→ Exercise input
::::::::

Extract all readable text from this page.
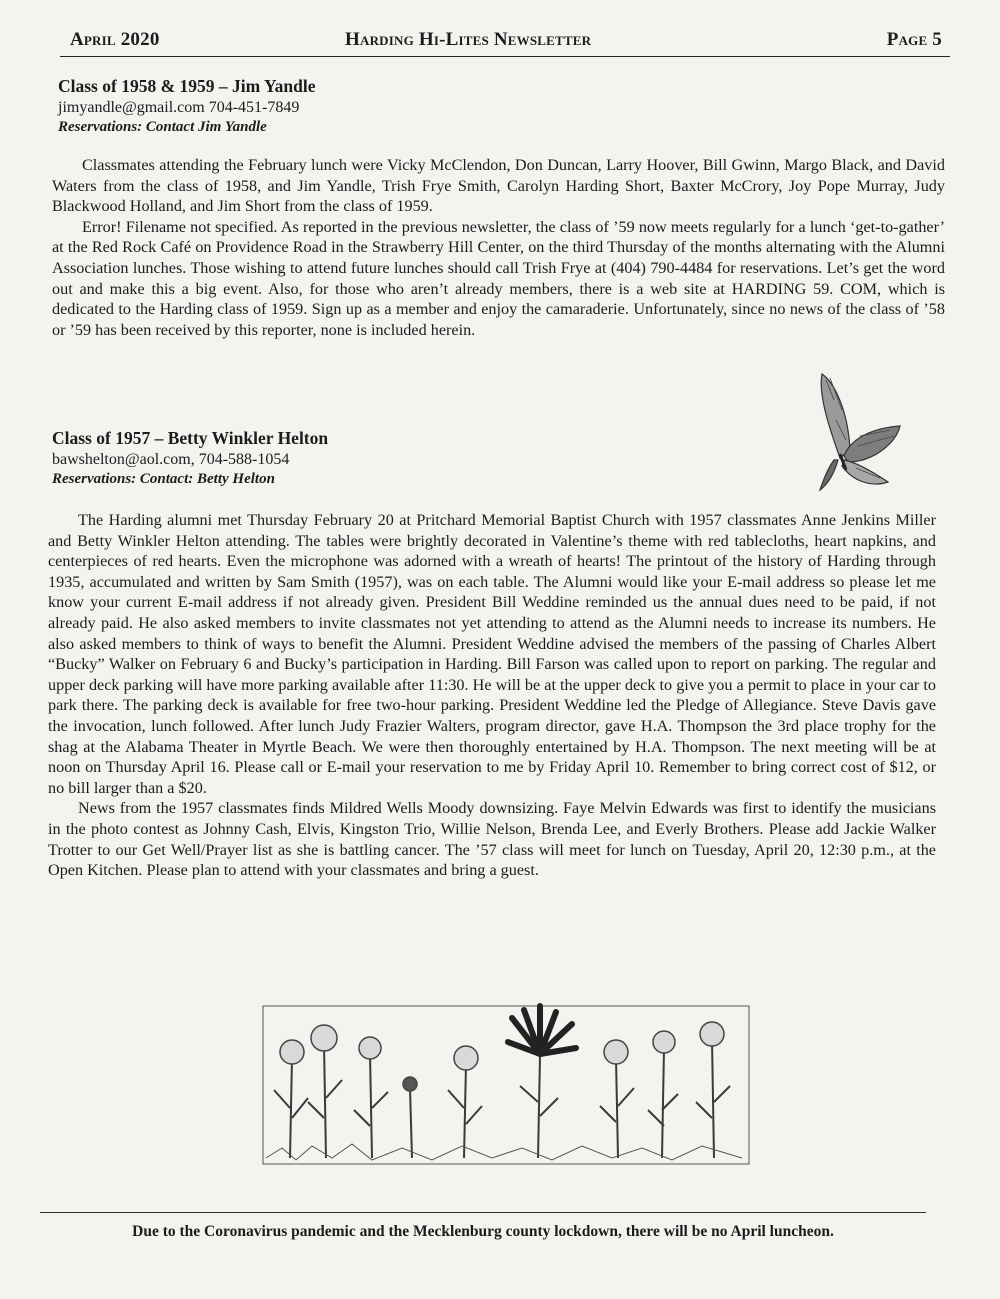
April 2020	Harding Hi-Lites Newsletter	Page 5
Class of 1958 & 1959 – Jim Yandle
jimyandle@gmail.com 704-451-7849
Reservations: Contact Jim Yandle

Classmates attending the February lunch were Vicky McClendon, Don Duncan, Larry Hoover, Bill Gwinn, Margo Black, and David Waters from the class of 1958, and Jim Yandle, Trish Frye Smith, Carolyn Harding Short, Baxter McCrory, Joy Pope Murray, Judy Blackwood Holland, and Jim Short from the class of 1959.

Error! Filename not specified. As reported in the previous newsletter, the class of ’59 now meets regularly for a lunch ‘get-to-gather’ at the Red Rock Café on Providence Road in the Strawberry Hill Center, on the third Thursday of the months alternating with the Alumni Association lunches. Those wishing to attend future lunches should call Trish Frye at (404) 790-4484 for reservations. Let’s get the word out and make this a big event. Also, for those who aren’t already members, there is a web site at HARDING 59. COM, which is dedicated to the Harding class of 1959. Sign up as a member and enjoy the camaraderie. Unfortunately, since no news of the class of ’58 or ’59 has been received by this reporter, none is included herein.

Class of 1957 – Betty Winkler Helton
bawshelton@aol.com, 704-588-1054
Reservations: Contact: Betty Helton

The Harding alumni met Thursday February 20 at Pritchard Memorial Baptist Church with 1957 classmates Anne Jenkins Miller and Betty Winkler Helton attending. The tables were brightly decorated in Valentine’s theme with red tablecloths, heart napkins, and centerpieces of red hearts. Even the microphone was adorned with a wreath of hearts! The printout of the history of Harding through 1935, accumulated and written by Sam Smith (1957), was on each table. The Alumni would like your E-mail address so please let me know your current E-mail address if not already given. President Bill Weddine reminded us the annual dues need to be paid, if not already paid. He also asked members to invite classmates not yet attending to attend as the Alumni needs to increase its numbers. He also asked members to think of ways to benefit the Alumni. President Weddine advised the members of the passing of Charles Albert “Bucky” Walker on February 6 and Bucky’s participation in Harding. Bill Farson was called upon to report on parking. The regular and upper deck parking will have more parking available after 11:30. He will be at the upper deck to give you a permit to place in your car to park there. The parking deck is available for free two-hour parking. President Weddine led the Pledge of Allegiance. Steve Davis gave the invocation, lunch followed. After lunch Judy Frazier Walters, program director, gave H.A. Thompson the 3rd place trophy for the shag at the Alabama Theater in Myrtle Beach. We were then thoroughly entertained by H.A. Thompson. The next meeting will be at noon on Thursday April 16. Please call or E-mail your reservation to me by Friday April 10. Remember to bring correct cost of $12, or no bill larger than a $20.

News from the 1957 classmates finds Mildred Wells Moody downsizing. Faye Melvin Edwards was first to identify the musicians in the photo contest as Johnny Cash, Elvis, Kingston Trio, Willie Nelson, Brenda Lee, and Everly Brothers. Please add Jackie Walker Trotter to our Get Well/Prayer list as she is battling cancer. The ’57 class will meet for lunch on Tuesday, April 20, 12:30 p.m., at the Open Kitchen. Please plan to attend with your classmates and bring a guest.

Due to the Coronavirus pandemic and the Mecklenburg county lockdown, there will be no April luncheon.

::::::::

How many lines of the preceding listing hold the string "Contact"? Answer with the number only.

2